>> Begin Input for this task
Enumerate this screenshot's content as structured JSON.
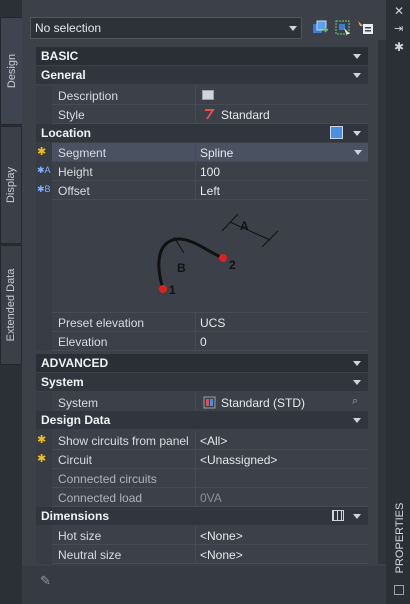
{
  "tabs": [
    {
      "label": "Design",
      "active": true
    },
    {
      "label": "Display",
      "active": false
    },
    {
      "label": "Extended Data",
      "active": false
    }
  ],
  "toolbar": {
    "selection_value": "No selection",
    "icons": [
      "add-object-icon",
      "select-objects-icon",
      "quick-select-icon"
    ]
  },
  "window_icons": [
    "close-icon",
    "auto-hide-icon",
    "settings-icon"
  ],
  "side_title": "PROPERTIES",
  "basic": {
    "label": "BASIC",
    "general": {
      "label": "General",
      "rows": [
        {
          "key": "Description",
          "value": ""
        },
        {
          "key": "Style",
          "value": "Standard"
        }
      ]
    },
    "location": {
      "label": "Location",
      "rows": [
        {
          "key": "Segment",
          "value": "Spline"
        },
        {
          "key": "Height",
          "value": "100"
        },
        {
          "key": "Offset",
          "value": "Left"
        }
      ],
      "diagram": {
        "label_a": "A",
        "label_b": "B",
        "label_1": "1",
        "label_2": "2"
      },
      "rows_after": [
        {
          "key": "Preset elevation",
          "value": "UCS"
        },
        {
          "key": "Elevation",
          "value": "0"
        }
      ]
    }
  },
  "advanced": {
    "label": "ADVANCED",
    "system": {
      "label": "System",
      "rows": [
        {
          "key": "System",
          "value": "Standard (STD)"
        }
      ]
    },
    "design_data": {
      "label": "Design Data",
      "rows": [
        {
          "key": "Show circuits from panel",
          "value": "<All>"
        },
        {
          "key": "Circuit",
          "value": "<Unassigned>"
        },
        {
          "key": "Connected circuits",
          "value": ""
        },
        {
          "key": "Connected load",
          "value": "0VA"
        }
      ]
    },
    "dimensions": {
      "label": "Dimensions",
      "rows": [
        {
          "key": "Hot size",
          "value": "<None>"
        },
        {
          "key": "Neutral size",
          "value": "<None>"
        }
      ]
    }
  },
  "colors": {
    "accent_star": "#f0c020",
    "spline": "#111111",
    "node": "#e02020"
  }
}
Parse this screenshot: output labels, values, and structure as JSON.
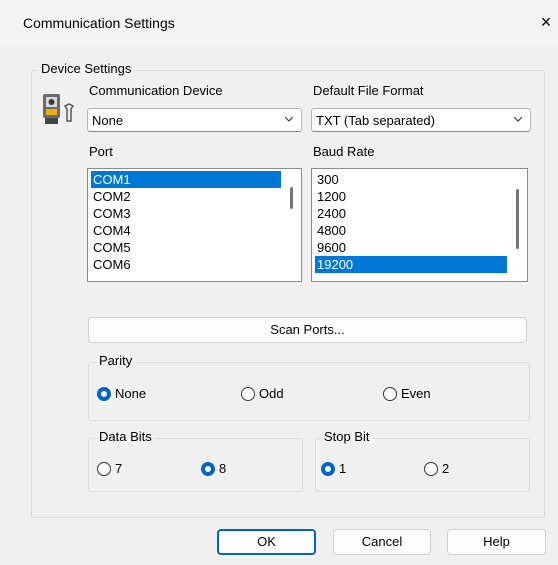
{
  "window": {
    "title": "Communication Settings",
    "close_glyph": "×"
  },
  "device_settings": {
    "group_label": "Device Settings",
    "comm_device": {
      "label": "Communication Device",
      "value": "None"
    },
    "file_format": {
      "label": "Default File Format",
      "value": "TXT (Tab separated)"
    },
    "port": {
      "label": "Port",
      "items": [
        "COM1",
        "COM2",
        "COM3",
        "COM4",
        "COM5",
        "COM6"
      ],
      "selected": "COM1"
    },
    "baud": {
      "label": "Baud Rate",
      "items": [
        "300",
        "1200",
        "2400",
        "4800",
        "9600",
        "19200"
      ],
      "selected": "19200"
    },
    "scan_button": "Scan Ports...",
    "parity": {
      "label": "Parity",
      "options": [
        "None",
        "Odd",
        "Even"
      ],
      "selected": "None"
    },
    "data_bits": {
      "label": "Data Bits",
      "options": [
        "7",
        "8"
      ],
      "selected": "8"
    },
    "stop_bit": {
      "label": "Stop Bit",
      "options": [
        "1",
        "2"
      ],
      "selected": "1"
    }
  },
  "buttons": {
    "ok": "OK",
    "cancel": "Cancel",
    "help": "Help"
  },
  "icons": {
    "device": "surveying-instrument-icon",
    "dropdown": "chevron-down-icon"
  },
  "colors": {
    "accent": "#0078d7",
    "radio": "#0067c0"
  }
}
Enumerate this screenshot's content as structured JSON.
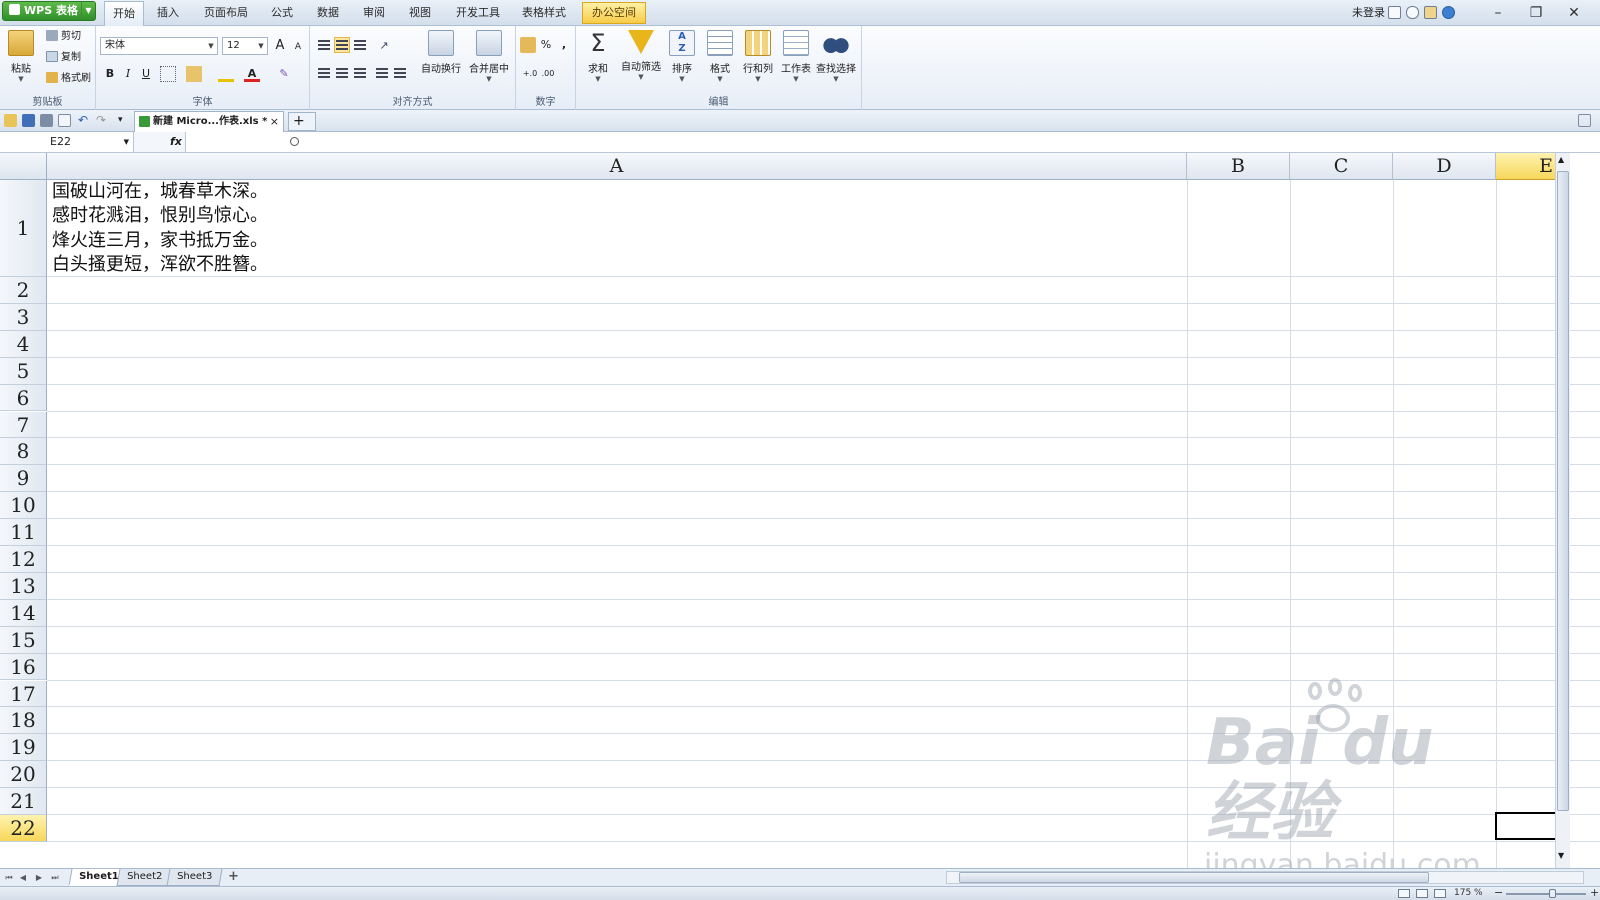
>> End Input for this task
▶ **Exercise objective**:
Beginning with the line that contains "Parse this screenshot: output" and ending with the last line of the data above, output those lines exactly and nothing more, without any pictures.

▶ **Completed exercise**:
Parse this screenshot: output labels, values, and structure as JSON.
{
  "window": {
    "title": "Communication Settings",
    "close_glyph": "×"
  },
  "device_settings": {
    "group_label": "Device Settings",
    "comm_device": {
      "label": "Communication Device",
      "value": "None"
    },
    "file_format": {
      "label": "Default File Format",
      "value": "TXT (Tab separated)"
    },
    "port": {
      "label": "Port",
      "items": [
        "COM1",
        "COM2",
        "COM3",
        "COM4",
        "COM5",
        "COM6"
      ],
      "selected": "COM1"
    },
    "baud": {
      "label": "Baud Rate",
      "items": [
        "300",
        "1200",
        "2400",
        "4800",
        "9600",
        "19200"
      ],
      "selected": "19200"
    },
    "scan_button": "Scan Ports...",
    "parity": {
      "label": "Parity",
      "options": [
        "None",
        "Odd",
        "Even"
      ],
      "selected": "None"
    },
    "data_bits": {
      "label": "Data Bits",
      "options": [
        "7",
        "8"
      ],
      "selected": "8"
    },
    "stop_bit": {
      "label": "Stop Bit",
      "options": [
        "1",
        "2"
      ],
      "selected": "1"
    }
  },
  "buttons": {
    "ok": "OK",
    "cancel": "Cancel",
    "help": "Help"
  },
  "icons": {
    "device": "surveying-instrument-icon",
    "dropdown": "chevron-down-icon"
  },
  "colors": {
    "accent": "#0078d7",
    "radio": "#0067c0"
  }
}
Enumerate this screenshot's content as structured JSON.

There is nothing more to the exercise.